Powerful individuals or sub-groups can then dominate the system. Any person or persons who are relatively weaker, are different or express differences with the dominant person(s) then become the target of psychological or physical aggression.
When the initial aggression does not result in compliance by the target, and there is no resistance from the system or support from the leadership, it becomes active harassment. Often, the indifferent group sides with the more powerful and join in the active discrimination.
Harassment then becomes active bullying, with active targeting of the bullied, denial of space and resources and degradation of their quality of life. Bullying quickly adds on other, harsher dimensions with greater and greater harshness till something changes - which could be the bullied exiting the system, complying or, hopefully, interventions that stop the bullying.
“Sticks and stones may break our bones, but words will break our hearts”
― Robert Fulghum, All I Really Need to Know I Learned in Kindergarten

What happens because of bullying?

Bullying has its impact on everyone involved: the bullied, the bully and the by-standers. 
Being the object of bullying can take a heavy toll on the bullied person. It saps one's sense of self, including belief in one's competence, safety and motivation. This reflects in the person's general well-being, and can be seen in loss of appetite and energy, loss of sleep and loss of motivation. The impact is visible as a drop in performance, disinterest in social and professional activities, increased cynicism, fear and anxiety. It might lead to dropping out, depression and health complaints. In extreme situations, the bullied may also self-harm or contemplate/ commit suicide. Even when the bullied person manages to exit the situation, it might leave a longer-term mental health impact, including post-traumatic stress, difficulties in inter-personal relationships, persistent fear and anxiety and other issues. 
For the bully, while in the immediate term there may be the illusion of power and its rewards, often it creates difficulties in forming and maintaining relationships. Bullies in school often don't develop adult coping skills, and find themselves resorting to violence and further bullying, which might lead them to criminal behaviour and its consequences. Often, they find themselves growing into social isolation as well.
_ _ _
#### Tasks to carry out
A: In the bullying text, which three groups does bullying affect?
B: Reproduce verbatim the section of the bullying text that starts with "Being the object" and ends with "and other issues.".
The lines that come next are separate material, not part of the bullying text.

#### Provided material
_ _ _
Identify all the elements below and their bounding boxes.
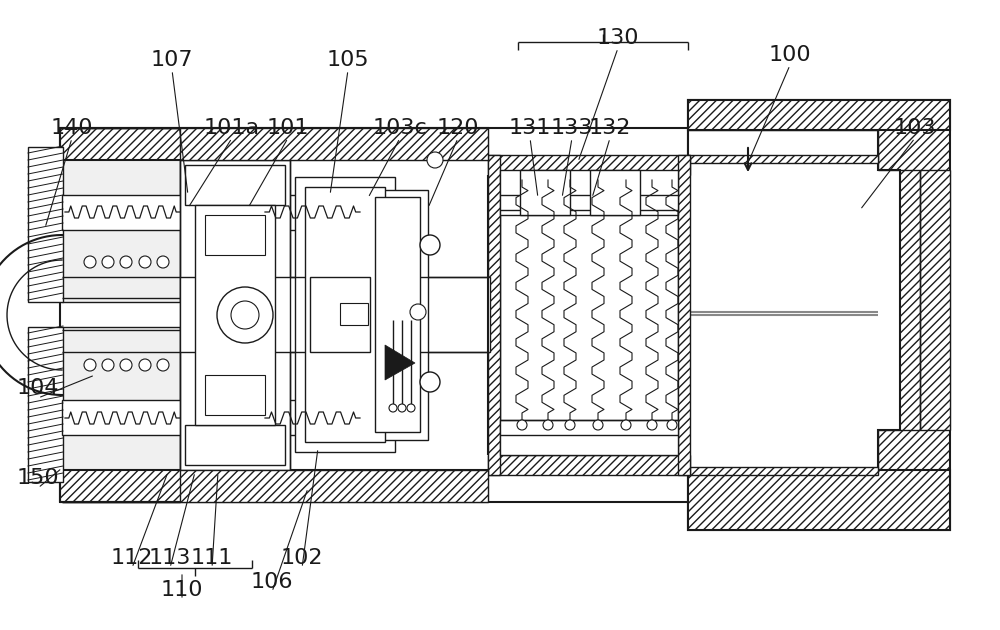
_ _ _
#### Results
A: The bullied, the bully and the by-standers.

B:
Being the object of bullying can take a heavy toll on the bullied person. It saps one's sense of self, including belief in one's competence, safety and motivation. This reflects in the person's general well-being, and can be seen in loss of appetite and energy, loss of sleep and loss of motivation. The impact is visible as a drop in performance, disinterest in social and professional activities, increased cynicism, fear and anxiety. It might lead to dropping out, depression and health complaints. In extreme situations, the bullied may also self-harm or contemplate/ commit suicide. Even when the bullied person manages to exit the situation, it might leave a longer-term mental health impact, including post-traumatic stress, difficulties in inter-personal relationships, persistent fear and anxiety and other issues.